Each line below should be reproduced without any alteration.

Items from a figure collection
========

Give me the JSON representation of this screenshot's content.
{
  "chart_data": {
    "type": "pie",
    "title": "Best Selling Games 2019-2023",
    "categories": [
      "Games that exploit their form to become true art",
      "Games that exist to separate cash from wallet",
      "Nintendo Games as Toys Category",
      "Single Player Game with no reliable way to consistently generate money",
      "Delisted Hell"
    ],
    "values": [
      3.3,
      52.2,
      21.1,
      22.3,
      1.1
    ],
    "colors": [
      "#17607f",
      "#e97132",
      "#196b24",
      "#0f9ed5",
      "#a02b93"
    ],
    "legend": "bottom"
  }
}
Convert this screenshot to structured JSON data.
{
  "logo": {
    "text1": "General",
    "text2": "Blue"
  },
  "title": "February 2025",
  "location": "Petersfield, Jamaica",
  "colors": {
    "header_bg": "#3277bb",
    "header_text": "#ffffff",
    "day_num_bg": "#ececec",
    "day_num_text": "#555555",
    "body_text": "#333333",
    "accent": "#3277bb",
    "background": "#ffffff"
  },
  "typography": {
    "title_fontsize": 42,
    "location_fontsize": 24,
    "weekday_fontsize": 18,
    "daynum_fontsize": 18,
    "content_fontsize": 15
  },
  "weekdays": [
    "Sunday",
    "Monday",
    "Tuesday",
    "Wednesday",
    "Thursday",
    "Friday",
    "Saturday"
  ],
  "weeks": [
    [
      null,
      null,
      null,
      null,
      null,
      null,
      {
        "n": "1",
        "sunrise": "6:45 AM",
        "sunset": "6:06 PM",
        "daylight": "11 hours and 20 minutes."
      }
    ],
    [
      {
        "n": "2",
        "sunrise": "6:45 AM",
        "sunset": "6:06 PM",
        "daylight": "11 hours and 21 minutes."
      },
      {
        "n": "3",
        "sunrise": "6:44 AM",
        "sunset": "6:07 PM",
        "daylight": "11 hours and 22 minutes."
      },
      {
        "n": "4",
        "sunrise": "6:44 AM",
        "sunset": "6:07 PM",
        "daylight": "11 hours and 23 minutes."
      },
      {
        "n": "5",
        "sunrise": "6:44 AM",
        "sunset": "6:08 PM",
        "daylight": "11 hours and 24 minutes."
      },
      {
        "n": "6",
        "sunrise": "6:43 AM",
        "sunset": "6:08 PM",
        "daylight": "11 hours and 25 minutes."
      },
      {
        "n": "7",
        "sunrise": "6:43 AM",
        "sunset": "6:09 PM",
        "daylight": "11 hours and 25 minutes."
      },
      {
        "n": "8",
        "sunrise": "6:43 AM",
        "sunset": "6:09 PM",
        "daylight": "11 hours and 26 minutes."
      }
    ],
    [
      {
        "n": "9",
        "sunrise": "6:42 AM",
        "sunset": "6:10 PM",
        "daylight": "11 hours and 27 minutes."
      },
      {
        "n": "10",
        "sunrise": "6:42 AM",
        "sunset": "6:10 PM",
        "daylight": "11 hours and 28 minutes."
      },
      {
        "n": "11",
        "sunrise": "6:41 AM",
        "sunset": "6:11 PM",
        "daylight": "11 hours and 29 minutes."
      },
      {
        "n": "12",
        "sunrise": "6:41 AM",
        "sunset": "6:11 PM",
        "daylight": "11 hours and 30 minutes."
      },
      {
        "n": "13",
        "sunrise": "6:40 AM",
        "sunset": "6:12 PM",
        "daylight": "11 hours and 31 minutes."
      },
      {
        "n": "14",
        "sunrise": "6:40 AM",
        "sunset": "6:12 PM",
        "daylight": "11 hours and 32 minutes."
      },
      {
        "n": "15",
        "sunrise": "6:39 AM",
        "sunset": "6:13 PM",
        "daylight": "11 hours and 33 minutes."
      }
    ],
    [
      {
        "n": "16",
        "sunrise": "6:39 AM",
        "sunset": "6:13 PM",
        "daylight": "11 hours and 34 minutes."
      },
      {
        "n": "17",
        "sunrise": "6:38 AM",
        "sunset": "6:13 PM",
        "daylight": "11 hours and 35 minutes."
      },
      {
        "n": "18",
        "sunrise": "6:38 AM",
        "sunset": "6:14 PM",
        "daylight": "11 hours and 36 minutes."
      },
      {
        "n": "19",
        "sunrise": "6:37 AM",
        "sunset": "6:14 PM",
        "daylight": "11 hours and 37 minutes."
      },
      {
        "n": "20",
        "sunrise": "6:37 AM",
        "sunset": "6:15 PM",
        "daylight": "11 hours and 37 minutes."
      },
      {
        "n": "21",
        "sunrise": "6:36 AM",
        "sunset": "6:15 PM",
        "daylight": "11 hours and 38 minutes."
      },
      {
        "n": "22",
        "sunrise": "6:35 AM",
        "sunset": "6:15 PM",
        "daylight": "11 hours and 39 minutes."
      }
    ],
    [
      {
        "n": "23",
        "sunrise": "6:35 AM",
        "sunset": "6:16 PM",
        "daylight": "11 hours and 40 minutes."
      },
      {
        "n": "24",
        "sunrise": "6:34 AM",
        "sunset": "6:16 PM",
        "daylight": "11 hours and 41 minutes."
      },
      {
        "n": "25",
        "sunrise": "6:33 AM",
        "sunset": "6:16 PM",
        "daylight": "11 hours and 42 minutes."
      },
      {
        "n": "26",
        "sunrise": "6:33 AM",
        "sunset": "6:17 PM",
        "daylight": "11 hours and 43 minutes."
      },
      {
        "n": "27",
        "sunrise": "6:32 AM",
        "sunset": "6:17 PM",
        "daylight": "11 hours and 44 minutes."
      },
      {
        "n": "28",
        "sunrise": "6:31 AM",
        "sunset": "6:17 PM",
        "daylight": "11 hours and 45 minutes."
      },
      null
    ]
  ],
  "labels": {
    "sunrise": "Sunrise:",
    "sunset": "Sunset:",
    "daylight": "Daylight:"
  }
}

========

* Result for this task:
Give me the JSON representation of this screenshot's content.
{
  "chart_data": {
    "type": "pie",
    "title": "Best Selling Games 2019-2023",
    "categories": [
      "Games that exploit their form to become true art",
      "Games that exist to separate cash from wallet",
      "Nintendo Games as Toys Category",
      "Single Player Game with no reliable way to consistently generate money",
      "Delisted Hell"
    ],
    "values": [
      3.3,
      52.2,
      21.1,
      22.3,
      1.1
    ],
    "colors": [
      "#17607f",
      "#e97132",
      "#196b24",
      "#0f9ed5",
      "#a02b93"
    ],
    "legend": "bottom"
  }
}
Convert this screenshot to structured JSON data.
{
  "logo": {
    "text1": "General",
    "text2": "Blue"
  },
  "title": "February 2025",
  "location": "Petersfield, Jamaica",
  "colors": {
    "header_bg": "#3277bb",
    "header_text": "#ffffff",
    "day_num_bg": "#ececec",
    "day_num_text": "#555555",
    "body_text": "#333333",
    "accent": "#3277bb",
    "background": "#ffffff"
  },
  "typography": {
    "title_fontsize": 42,
    "location_fontsize": 24,
    "weekday_fontsize": 18,
    "daynum_fontsize": 18,
    "content_fontsize": 15
  },
  "weekdays": [
    "Sunday",
    "Monday",
    "Tuesday",
    "Wednesday",
    "Thursday",
    "Friday",
    "Saturday"
  ],
  "weeks": [
    [
      null,
      null,
      null,
      null,
      null,
      null,
      {
        "n": "1",
        "sunrise": "6:45 AM",
        "sunset": "6:06 PM",
        "daylight": "11 hours and 20 minutes."
      }
    ],
    [
      {
        "n": "2",
        "sunrise": "6:45 AM",
        "sunset": "6:06 PM",
        "daylight": "11 hours and 21 minutes."
      },
      {
        "n": "3",
        "sunrise": "6:44 AM",
        "sunset": "6:07 PM",
        "daylight": "11 hours and 22 minutes."
      },
      {
        "n": "4",
        "sunrise": "6:44 AM",
        "sunset": "6:07 PM",
        "daylight": "11 hours and 23 minutes."
      },
      {
        "n": "5",
        "sunrise": "6:44 AM",
        "sunset": "6:08 PM",
        "daylight": "11 hours and 24 minutes."
      },
      {
        "n": "6",
        "sunrise": "6:43 AM",
        "sunset": "6:08 PM",
        "daylight": "11 hours and 25 minutes."
      },
      {
        "n": "7",
        "sunrise": "6:43 AM",
        "sunset": "6:09 PM",
        "daylight": "11 hours and 25 minutes."
      },
      {
        "n": "8",
        "sunrise": "6:43 AM",
        "sunset": "6:09 PM",
        "daylight": "11 hours and 26 minutes."
      }
    ],
    [
      {
        "n": "9",
        "sunrise": "6:42 AM",
        "sunset": "6:10 PM",
        "daylight": "11 hours and 27 minutes."
      },
      {
        "n": "10",
        "sunrise": "6:42 AM",
        "sunset": "6:10 PM",
        "daylight": "11 hours and 28 minutes."
      },
      {
        "n": "11",
        "sunrise": "6:41 AM",
        "sunset": "6:11 PM",
        "daylight": "11 hours and 29 minutes."
      },
      {
        "n": "12",
        "sunrise": "6:41 AM",
        "sunset": "6:11 PM",
        "daylight": "11 hours and 30 minutes."
      },
      {
        "n": "13",
        "sunrise": "6:40 AM",
        "sunset": "6:12 PM",
        "daylight": "11 hours and 31 minutes."
      },
      {
        "n": "14",
        "sunrise": "6:40 AM",
        "sunset": "6:12 PM",
        "daylight": "11 hours and 32 minutes."
      },
      {
        "n": "15",
        "sunrise": "6:39 AM",
        "sunset": "6:13 PM",
        "daylight": "11 hours and 33 minutes."
      }
    ],
    [
      {
        "n": "16",
        "sunrise": "6:39 AM",
        "sunset": "6:13 PM",
        "daylight": "11 hours and 34 minutes."
      },
      {
        "n": "17",
        "sunrise": "6:38 AM",
        "sunset": "6:13 PM",
        "daylight": "11 hours and 35 minutes."
      },
      {
        "n": "18",
        "sunrise": "6:38 AM",
        "sunset": "6:14 PM",
        "daylight": "11 hours and 36 minutes."
      },
      {
        "n": "19",
        "sunrise": "6:37 AM",
        "sunset": "6:14 PM",
        "daylight": "11 hours and 37 minutes."
      },
      {
        "n": "20",
        "sunrise": "6:37 AM",
        "sunset": "6:15 PM",
        "daylight": "11 hours and 37 minutes."
      },
      {
        "n": "21",
        "sunrise": "6:36 AM",
        "sunset": "6:15 PM",
        "daylight": "11 hours and 38 minutes."
      },
      {
        "n": "22",
        "sunrise": "6:35 AM",
        "sunset": "6:15 PM",
        "daylight": "11 hours and 39 minutes."
      }
    ],
    [
      {
        "n": "23",
        "sunrise": "6:35 AM",
        "sunset": "6:16 PM",
        "daylight": "11 hours and 40 minutes."
      },
      {
        "n": "24",
        "sunrise": "6:34 AM",
        "sunset": "6:16 PM",
        "daylight": "11 hours and 41 minutes."
      },
      {
        "n": "25",
        "sunrise": "6:33 AM",
        "sunset": "6:16 PM",
        "daylight": "11 hours and 42 minutes."
      },
      {
        "n": "26",
        "sunrise": "6:33 AM",
        "sunset": "6:17 PM",
        "daylight": "11 hours and 43 minutes."
      },
      {
        "n": "27",
        "sunrise": "6:32 AM",
        "sunset": "6:17 PM",
        "daylight": "11 hours and 44 minutes."
      },
      {
        "n": "28",
        "sunrise": "6:31 AM",
        "sunset": "6:17 PM",
        "daylight": "11 hours and 45 minutes."
      },
      null
    ]
  ],
  "labels": {
    "sunrise": "Sunrise:",
    "sunset": "Sunset:",
    "daylight": "Daylight:"
  }
}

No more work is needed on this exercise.